___ Dataset excerpts ___

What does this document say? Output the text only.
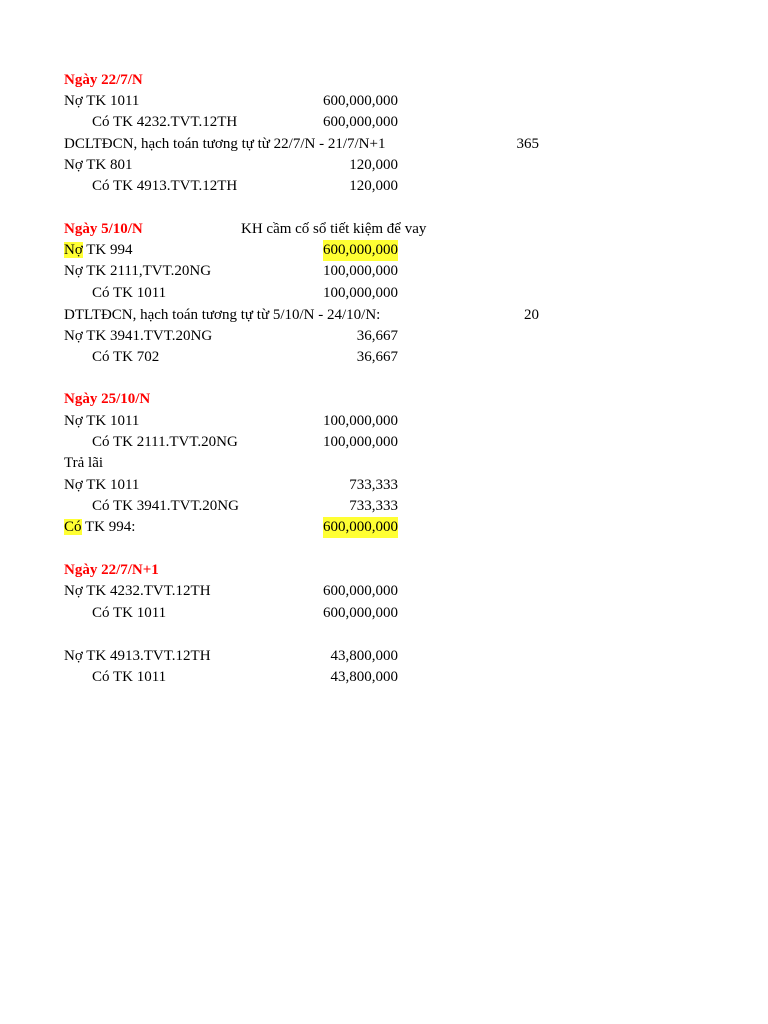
Ngày 22/7/N
Nợ TK 1011	600,000,000
Có TK 4232.TVT.12TH	600,000,000
DCLTĐCN, hạch toán tương tự từ 22/7/N - 21/7/N+1	365
Nợ TK 801	120,000
Có TK 4913.TVT.12TH	120,000
Ngày 5/10/N	KH cầm cố sổ tiết kiệm để vay
Nợ TK 994	600,000,000
Nợ TK 2111,TVT.20NG	100,000,000
Có TK 1011	100,000,000
DTLTĐCN, hạch toán tương tự từ 5/10/N - 24/10/N:	20
Nợ TK 3941.TVT.20NG	36,667
Có TK 702	36,667
Ngày 25/10/N
Nợ TK 1011	100,000,000
Có TK 2111.TVT.20NG	100,000,000
Trả lãi
Nợ TK 1011	733,333
Có TK 3941.TVT.20NG	733,333
Có TK 994:	600,000,000
Ngày 22/7/N+1
Nợ TK 4232.TVT.12TH	600,000,000
Có TK 1011	600,000,000
Nợ TK 4913.TVT.12TH	43,800,000
Có TK 1011	43,800,000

___

▶ [Given instruction]:
Write out each line of the data that holds the string "tương".

▶ [Result of this exercise]:
DCLTĐCN, hạch toán tương tự từ 22/7/N - 21/7/N+1	365
DTLTĐCN, hạch toán tương tự từ 5/10/N - 24/10/N:	20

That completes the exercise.